§ Instructions to follow: Return all lines in the material below that contain "true".

§ Input rows:
****************************************

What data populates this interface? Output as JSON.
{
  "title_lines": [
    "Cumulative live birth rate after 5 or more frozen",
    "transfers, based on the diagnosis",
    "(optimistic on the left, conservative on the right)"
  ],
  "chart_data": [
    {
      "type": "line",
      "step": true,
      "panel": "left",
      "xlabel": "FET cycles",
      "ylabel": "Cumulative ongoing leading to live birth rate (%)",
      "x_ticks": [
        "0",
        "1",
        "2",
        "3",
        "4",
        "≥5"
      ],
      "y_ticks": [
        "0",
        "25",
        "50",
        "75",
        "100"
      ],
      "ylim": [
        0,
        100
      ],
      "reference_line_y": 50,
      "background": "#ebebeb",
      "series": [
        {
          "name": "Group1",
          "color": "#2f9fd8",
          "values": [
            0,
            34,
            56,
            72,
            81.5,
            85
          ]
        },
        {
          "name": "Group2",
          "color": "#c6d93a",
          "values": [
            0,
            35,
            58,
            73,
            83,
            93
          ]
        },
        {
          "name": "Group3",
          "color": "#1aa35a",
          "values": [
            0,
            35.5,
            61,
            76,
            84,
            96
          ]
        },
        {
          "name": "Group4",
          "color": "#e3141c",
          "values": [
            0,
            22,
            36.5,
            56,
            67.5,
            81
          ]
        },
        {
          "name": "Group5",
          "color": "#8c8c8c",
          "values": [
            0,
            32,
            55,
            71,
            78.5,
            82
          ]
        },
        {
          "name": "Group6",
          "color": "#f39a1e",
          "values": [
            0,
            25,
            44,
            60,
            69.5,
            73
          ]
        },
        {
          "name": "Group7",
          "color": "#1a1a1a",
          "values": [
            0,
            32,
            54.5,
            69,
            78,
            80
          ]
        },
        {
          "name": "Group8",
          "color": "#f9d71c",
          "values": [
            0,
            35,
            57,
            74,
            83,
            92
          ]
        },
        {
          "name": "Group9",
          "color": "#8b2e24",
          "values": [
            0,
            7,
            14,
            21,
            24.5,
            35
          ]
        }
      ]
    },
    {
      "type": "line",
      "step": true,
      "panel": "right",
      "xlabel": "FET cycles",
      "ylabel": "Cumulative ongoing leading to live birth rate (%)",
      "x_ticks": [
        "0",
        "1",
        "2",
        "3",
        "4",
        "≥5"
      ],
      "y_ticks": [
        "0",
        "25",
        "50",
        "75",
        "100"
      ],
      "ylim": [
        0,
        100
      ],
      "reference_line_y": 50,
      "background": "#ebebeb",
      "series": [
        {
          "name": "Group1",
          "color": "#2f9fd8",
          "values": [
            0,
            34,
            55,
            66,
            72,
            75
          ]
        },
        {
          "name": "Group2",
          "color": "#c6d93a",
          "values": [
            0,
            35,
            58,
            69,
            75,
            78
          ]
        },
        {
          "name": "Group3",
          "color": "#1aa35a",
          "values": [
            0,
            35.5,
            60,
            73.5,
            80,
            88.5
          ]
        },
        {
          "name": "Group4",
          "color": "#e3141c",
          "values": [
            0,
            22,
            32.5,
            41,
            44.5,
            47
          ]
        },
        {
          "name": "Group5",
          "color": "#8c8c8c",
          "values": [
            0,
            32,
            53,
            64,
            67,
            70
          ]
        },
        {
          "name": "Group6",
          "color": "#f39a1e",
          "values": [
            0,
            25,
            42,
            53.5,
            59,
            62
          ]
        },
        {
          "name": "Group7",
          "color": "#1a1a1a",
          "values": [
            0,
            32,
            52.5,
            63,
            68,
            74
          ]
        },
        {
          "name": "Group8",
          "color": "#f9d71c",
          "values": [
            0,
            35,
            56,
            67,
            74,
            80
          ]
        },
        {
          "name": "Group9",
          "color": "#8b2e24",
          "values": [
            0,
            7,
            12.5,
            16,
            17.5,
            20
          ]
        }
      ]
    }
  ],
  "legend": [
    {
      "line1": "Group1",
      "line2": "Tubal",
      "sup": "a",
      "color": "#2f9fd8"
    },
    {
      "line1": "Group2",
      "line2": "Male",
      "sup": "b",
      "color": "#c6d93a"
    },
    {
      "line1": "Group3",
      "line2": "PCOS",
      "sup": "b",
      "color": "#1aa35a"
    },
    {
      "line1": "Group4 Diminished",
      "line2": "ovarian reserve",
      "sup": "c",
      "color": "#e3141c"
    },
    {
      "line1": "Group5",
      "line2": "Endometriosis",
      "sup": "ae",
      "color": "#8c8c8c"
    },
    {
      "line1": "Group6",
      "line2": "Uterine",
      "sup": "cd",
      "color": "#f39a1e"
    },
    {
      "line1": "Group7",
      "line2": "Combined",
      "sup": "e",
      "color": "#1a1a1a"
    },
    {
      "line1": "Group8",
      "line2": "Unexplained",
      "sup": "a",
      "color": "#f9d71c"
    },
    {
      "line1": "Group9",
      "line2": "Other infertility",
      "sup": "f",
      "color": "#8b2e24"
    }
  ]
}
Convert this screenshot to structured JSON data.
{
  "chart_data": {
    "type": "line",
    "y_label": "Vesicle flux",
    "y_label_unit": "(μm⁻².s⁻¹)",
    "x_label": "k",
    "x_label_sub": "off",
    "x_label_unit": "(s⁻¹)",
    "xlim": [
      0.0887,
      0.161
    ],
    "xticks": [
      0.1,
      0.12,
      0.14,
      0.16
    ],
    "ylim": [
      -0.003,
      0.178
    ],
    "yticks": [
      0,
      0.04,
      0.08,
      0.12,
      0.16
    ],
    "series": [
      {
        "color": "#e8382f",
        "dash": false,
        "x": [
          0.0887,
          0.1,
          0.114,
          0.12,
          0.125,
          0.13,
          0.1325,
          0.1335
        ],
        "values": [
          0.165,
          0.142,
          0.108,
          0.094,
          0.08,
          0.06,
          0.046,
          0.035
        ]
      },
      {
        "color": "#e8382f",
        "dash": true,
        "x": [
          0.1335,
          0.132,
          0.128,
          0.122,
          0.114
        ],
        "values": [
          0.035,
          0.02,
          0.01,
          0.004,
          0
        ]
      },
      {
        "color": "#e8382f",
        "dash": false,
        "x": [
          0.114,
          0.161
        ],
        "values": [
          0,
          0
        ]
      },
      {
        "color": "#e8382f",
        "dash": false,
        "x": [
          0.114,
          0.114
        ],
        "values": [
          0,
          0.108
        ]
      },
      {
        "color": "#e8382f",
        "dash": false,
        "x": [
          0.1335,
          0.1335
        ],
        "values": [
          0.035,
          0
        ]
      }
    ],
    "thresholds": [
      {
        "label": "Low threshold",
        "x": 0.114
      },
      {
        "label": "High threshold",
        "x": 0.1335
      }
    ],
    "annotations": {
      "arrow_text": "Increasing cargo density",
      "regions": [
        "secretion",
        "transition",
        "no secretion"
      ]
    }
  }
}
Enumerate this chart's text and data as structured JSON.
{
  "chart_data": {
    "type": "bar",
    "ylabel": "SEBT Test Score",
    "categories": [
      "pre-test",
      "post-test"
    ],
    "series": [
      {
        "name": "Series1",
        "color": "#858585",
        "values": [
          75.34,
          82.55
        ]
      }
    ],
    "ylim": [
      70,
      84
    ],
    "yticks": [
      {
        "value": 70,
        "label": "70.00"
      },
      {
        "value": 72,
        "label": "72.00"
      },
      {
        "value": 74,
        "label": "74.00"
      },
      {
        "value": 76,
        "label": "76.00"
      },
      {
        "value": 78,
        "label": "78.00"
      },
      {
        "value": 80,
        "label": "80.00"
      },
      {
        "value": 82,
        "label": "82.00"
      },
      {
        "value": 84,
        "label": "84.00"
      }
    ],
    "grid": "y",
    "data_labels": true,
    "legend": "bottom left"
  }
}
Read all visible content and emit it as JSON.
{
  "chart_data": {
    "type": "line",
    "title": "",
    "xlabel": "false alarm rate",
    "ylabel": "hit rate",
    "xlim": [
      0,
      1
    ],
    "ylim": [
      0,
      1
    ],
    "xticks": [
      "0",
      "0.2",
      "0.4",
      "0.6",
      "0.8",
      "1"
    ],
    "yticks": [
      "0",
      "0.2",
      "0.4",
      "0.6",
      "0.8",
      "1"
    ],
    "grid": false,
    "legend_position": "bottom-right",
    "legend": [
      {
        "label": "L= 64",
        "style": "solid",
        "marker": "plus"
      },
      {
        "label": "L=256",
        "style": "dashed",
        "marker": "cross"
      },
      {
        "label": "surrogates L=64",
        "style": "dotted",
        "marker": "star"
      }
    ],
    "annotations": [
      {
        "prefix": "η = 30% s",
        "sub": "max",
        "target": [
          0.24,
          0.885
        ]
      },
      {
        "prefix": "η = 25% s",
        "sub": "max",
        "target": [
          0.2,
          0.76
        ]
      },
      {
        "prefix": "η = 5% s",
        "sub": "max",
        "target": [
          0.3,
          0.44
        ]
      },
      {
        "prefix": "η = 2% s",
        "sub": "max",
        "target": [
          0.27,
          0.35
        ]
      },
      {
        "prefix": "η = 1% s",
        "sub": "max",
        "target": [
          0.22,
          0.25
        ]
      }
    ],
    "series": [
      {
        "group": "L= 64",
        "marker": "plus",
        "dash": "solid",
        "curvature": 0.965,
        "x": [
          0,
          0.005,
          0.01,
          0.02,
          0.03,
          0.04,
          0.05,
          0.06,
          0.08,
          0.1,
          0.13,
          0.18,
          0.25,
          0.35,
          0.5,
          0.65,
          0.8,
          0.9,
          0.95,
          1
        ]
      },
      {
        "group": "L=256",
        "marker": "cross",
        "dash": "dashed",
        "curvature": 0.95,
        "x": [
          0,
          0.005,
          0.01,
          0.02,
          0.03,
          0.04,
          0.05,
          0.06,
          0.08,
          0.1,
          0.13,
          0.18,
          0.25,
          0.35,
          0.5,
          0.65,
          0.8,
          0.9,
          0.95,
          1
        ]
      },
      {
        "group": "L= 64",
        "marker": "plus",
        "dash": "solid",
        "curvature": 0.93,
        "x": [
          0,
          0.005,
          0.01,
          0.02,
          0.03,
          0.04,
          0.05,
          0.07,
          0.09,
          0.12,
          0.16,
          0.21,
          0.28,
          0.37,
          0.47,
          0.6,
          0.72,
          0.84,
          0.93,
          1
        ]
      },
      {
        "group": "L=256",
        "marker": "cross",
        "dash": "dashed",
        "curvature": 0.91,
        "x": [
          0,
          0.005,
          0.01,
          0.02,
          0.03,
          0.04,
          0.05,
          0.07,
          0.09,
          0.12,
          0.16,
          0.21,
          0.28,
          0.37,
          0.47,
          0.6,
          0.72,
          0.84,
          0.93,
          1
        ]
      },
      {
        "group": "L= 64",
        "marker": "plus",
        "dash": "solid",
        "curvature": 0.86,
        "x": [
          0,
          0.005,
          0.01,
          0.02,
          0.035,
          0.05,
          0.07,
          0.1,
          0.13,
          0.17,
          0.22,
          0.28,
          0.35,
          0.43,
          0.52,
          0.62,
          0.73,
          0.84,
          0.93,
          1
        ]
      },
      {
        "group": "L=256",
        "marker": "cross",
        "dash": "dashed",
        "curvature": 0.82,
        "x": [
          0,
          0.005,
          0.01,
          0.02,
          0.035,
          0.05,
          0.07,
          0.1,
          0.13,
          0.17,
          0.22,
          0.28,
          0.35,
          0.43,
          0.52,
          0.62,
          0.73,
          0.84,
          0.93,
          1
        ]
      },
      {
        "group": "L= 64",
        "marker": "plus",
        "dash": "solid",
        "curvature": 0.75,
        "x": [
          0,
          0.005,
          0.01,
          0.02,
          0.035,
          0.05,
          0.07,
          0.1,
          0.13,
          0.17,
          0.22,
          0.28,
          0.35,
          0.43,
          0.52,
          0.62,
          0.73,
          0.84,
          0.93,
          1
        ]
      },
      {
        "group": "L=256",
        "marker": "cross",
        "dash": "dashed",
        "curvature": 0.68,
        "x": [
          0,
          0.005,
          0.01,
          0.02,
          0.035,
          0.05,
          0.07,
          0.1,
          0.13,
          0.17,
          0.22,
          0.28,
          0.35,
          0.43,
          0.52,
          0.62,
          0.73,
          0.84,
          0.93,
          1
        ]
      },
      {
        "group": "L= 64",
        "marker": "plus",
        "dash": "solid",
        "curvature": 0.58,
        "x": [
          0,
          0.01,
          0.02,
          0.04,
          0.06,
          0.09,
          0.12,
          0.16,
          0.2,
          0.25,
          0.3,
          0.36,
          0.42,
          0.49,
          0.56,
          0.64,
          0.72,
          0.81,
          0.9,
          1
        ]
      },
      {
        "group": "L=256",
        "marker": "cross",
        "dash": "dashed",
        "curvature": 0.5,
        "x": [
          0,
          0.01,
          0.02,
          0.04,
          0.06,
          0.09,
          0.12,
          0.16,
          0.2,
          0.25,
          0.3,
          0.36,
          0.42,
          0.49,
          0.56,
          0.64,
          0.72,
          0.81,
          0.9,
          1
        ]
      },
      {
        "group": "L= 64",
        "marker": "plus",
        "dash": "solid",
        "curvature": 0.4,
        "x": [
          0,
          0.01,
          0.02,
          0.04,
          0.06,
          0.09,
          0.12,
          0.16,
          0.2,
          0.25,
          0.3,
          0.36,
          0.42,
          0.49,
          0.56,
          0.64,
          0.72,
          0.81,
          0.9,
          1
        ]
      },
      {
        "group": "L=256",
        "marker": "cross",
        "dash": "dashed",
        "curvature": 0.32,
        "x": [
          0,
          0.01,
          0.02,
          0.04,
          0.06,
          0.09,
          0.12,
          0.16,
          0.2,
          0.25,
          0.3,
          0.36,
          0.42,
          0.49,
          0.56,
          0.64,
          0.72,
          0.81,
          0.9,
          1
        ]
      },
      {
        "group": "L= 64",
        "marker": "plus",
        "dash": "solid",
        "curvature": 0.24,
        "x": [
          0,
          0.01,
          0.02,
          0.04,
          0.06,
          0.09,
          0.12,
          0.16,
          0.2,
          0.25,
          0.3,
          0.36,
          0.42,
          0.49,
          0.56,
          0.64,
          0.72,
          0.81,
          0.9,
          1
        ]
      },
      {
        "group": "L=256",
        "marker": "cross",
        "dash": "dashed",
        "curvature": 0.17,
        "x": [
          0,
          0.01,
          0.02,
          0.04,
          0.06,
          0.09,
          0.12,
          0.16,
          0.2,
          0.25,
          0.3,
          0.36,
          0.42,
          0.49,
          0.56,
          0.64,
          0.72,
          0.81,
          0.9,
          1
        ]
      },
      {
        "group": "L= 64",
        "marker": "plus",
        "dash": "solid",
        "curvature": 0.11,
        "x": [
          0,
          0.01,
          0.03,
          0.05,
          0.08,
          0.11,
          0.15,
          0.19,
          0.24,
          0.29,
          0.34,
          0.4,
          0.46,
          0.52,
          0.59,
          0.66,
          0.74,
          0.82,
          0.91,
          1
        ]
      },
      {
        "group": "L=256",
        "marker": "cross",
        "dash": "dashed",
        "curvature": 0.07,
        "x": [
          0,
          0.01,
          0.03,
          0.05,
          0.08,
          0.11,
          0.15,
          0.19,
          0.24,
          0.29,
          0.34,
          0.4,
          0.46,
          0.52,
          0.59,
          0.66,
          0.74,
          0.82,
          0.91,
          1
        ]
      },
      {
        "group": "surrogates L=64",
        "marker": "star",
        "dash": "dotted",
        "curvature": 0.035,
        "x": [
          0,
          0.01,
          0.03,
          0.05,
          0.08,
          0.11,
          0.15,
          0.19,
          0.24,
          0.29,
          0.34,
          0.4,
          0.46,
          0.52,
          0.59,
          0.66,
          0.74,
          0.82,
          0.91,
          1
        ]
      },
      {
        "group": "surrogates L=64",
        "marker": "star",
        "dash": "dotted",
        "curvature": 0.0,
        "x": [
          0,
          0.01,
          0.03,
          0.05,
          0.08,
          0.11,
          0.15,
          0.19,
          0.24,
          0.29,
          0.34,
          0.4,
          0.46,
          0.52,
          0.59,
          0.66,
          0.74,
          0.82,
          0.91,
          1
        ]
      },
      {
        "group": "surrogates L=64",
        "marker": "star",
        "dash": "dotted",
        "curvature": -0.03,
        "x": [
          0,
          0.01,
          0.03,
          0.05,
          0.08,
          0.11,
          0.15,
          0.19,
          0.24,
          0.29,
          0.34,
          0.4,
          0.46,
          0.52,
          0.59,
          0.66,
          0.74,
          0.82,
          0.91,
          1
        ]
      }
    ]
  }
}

****************************************

§ Expected output:
      "step": true,
      "step": true,
        "dash": true,
    "data_labels": true,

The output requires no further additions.